:: Records ::

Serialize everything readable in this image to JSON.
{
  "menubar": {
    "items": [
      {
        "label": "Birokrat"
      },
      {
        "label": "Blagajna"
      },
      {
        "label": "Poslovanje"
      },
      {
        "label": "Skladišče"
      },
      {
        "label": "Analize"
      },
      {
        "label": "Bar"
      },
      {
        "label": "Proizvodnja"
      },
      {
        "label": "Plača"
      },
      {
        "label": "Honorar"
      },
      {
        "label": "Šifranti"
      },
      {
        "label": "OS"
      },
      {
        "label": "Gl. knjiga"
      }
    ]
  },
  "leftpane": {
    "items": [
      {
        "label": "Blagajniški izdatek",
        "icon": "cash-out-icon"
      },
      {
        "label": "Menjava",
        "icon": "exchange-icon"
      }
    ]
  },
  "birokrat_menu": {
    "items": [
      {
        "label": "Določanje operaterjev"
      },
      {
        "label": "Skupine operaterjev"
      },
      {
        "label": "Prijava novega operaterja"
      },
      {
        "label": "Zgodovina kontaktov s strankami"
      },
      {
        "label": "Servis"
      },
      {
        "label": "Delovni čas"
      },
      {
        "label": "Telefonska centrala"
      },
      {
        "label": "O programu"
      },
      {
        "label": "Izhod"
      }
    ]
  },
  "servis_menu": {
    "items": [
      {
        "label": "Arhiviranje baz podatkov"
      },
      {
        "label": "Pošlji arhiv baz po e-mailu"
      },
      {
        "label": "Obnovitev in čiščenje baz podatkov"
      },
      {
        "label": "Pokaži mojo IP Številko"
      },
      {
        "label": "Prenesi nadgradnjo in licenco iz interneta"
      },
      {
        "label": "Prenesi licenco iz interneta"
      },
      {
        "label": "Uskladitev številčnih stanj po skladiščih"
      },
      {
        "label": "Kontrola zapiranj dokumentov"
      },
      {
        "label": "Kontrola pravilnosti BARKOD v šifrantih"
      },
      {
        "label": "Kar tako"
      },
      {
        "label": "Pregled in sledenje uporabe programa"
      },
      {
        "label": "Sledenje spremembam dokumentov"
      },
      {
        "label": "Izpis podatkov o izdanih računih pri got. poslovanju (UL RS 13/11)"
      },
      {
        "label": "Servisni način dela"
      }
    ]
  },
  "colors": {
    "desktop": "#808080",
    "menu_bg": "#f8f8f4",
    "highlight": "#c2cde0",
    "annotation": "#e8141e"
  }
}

:::

Required work = Go through the listing above and return every line where the word "Prenesi" occurs.

Result of this task =
        "label": "Prenesi nadgradnjo in licenco iz interneta"
        "label": "Prenesi licenco iz interneta"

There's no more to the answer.